**Records**:
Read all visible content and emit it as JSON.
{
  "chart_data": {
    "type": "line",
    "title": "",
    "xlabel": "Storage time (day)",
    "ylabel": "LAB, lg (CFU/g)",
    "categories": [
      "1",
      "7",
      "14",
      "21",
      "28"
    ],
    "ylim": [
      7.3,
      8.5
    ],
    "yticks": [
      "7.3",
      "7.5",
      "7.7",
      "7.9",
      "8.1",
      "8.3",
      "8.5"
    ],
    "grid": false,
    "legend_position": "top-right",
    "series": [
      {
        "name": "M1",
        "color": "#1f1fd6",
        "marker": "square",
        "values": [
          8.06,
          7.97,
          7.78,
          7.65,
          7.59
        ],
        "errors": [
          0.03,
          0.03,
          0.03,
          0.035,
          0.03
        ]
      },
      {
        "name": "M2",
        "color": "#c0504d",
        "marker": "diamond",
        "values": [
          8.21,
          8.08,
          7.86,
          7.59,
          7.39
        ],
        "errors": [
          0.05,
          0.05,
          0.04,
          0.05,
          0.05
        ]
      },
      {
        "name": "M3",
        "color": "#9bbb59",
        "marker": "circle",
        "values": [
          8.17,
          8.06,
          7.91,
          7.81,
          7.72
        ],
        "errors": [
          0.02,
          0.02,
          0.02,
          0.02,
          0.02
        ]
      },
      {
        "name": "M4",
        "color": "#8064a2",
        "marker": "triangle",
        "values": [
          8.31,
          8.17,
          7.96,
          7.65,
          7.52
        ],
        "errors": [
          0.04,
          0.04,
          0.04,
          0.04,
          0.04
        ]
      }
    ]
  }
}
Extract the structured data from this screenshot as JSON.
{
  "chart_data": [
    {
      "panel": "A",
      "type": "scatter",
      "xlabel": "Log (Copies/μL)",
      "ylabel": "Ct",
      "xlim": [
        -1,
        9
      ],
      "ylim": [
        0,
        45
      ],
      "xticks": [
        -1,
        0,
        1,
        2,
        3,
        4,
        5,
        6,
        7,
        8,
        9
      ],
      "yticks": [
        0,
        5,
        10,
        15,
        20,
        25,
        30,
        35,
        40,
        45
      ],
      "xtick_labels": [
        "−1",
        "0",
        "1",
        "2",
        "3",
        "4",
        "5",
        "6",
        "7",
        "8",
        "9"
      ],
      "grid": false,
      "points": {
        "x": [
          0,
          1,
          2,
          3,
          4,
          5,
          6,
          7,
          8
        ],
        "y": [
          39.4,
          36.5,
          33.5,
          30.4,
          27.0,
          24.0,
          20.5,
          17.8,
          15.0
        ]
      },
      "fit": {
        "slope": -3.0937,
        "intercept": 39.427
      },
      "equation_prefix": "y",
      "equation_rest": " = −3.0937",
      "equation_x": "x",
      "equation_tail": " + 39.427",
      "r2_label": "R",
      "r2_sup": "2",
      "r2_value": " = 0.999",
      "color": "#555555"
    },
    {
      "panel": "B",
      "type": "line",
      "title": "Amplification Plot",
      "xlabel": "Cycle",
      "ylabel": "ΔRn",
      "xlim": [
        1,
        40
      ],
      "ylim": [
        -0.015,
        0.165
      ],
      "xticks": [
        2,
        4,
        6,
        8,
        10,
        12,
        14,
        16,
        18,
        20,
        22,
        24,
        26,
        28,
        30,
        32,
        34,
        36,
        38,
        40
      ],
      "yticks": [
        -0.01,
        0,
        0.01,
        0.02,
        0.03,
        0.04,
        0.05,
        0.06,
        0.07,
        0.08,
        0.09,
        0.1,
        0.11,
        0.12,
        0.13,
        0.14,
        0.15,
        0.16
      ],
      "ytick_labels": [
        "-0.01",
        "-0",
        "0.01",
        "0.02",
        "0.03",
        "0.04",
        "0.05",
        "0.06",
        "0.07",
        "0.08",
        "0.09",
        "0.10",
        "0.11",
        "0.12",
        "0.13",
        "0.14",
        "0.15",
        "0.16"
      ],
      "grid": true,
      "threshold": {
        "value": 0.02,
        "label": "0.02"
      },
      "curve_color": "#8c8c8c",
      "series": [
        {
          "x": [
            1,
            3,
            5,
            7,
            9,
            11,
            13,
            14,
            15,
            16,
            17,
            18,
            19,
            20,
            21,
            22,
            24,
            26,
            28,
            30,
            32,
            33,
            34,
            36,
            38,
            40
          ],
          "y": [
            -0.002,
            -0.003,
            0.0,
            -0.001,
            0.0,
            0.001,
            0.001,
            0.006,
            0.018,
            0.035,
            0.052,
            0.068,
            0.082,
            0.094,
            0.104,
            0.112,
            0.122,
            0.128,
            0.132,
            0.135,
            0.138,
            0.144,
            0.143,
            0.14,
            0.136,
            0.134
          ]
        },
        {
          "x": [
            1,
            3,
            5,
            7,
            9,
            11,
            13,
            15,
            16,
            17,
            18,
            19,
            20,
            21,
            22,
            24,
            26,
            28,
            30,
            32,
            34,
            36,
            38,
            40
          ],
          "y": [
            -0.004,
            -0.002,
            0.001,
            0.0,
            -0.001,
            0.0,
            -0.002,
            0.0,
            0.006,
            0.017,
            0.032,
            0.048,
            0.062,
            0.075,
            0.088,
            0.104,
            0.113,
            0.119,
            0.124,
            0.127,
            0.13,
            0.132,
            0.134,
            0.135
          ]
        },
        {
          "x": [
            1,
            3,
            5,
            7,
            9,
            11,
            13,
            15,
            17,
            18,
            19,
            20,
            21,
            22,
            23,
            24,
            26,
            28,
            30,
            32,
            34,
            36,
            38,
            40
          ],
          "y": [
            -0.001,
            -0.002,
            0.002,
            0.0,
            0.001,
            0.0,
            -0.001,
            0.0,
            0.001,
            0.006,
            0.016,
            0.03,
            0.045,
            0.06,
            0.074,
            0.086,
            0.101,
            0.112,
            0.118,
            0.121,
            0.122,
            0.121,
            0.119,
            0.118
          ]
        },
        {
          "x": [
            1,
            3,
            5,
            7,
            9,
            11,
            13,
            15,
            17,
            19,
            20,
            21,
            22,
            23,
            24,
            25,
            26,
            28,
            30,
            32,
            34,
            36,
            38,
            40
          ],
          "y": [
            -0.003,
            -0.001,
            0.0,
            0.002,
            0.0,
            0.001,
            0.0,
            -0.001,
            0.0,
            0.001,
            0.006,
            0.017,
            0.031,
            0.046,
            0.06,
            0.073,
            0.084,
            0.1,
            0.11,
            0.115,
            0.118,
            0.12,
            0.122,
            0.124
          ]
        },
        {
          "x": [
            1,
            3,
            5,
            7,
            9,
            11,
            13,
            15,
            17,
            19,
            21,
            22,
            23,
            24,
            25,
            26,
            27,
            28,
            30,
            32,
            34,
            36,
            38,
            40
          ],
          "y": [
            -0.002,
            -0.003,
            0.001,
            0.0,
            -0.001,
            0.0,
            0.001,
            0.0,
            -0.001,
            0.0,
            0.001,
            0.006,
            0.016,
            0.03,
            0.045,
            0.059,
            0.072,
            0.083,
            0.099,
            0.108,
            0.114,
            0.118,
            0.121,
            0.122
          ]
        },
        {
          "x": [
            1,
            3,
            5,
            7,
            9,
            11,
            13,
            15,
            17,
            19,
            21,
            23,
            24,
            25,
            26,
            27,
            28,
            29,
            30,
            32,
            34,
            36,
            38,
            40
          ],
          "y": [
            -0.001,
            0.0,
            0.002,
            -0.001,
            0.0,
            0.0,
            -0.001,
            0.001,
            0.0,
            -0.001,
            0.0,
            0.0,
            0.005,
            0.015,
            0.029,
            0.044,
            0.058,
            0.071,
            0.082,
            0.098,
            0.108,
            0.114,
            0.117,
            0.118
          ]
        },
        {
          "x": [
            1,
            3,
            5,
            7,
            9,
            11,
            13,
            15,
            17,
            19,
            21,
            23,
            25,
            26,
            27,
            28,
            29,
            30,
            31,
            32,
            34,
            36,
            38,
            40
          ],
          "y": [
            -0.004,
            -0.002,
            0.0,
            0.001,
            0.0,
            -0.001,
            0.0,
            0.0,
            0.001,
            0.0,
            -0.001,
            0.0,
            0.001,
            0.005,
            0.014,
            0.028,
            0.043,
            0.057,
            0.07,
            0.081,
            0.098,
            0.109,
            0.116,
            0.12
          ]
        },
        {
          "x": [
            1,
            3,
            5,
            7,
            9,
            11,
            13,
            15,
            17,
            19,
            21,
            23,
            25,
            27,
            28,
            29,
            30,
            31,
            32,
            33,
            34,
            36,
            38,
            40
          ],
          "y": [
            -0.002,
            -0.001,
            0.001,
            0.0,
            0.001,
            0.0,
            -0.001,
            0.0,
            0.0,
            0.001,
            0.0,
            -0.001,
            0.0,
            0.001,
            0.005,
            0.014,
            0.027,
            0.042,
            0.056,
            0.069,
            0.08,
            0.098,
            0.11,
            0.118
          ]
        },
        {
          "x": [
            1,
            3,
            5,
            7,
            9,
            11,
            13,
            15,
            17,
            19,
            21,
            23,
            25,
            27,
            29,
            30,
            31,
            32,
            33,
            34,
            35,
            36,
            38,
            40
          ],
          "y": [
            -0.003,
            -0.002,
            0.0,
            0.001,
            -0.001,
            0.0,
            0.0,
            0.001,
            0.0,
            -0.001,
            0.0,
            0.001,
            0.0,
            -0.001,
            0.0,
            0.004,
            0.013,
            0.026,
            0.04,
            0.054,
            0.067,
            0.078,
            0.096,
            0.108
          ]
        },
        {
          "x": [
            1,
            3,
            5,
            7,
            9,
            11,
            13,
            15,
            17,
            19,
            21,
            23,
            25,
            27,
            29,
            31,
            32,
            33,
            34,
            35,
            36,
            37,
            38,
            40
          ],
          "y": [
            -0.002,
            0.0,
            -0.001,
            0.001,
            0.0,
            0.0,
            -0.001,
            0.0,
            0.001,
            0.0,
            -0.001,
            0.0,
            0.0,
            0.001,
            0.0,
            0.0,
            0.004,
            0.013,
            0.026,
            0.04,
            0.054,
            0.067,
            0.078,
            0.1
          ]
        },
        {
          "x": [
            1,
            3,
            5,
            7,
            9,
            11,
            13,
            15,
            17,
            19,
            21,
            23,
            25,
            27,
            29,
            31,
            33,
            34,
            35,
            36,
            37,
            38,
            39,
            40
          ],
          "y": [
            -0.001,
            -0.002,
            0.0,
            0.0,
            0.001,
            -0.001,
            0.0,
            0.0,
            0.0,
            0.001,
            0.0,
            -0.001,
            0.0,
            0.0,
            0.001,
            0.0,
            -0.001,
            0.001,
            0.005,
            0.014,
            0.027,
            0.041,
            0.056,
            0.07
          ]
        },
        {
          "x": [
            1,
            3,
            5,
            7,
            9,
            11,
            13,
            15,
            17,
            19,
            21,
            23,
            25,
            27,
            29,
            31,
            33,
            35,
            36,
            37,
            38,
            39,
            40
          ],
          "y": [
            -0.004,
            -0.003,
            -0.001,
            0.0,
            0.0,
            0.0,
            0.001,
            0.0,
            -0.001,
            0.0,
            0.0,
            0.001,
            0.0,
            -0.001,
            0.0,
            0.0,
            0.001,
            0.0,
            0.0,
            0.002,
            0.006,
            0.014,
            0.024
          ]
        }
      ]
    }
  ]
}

**What is expected**: Show all lines in the entries above where the word "xlabel" appears.

**Worked solution**:
    "xlabel": "Storage time (day)",
      "xlabel": "Log (Copies/μL)",
      "xlabel": "Cycle",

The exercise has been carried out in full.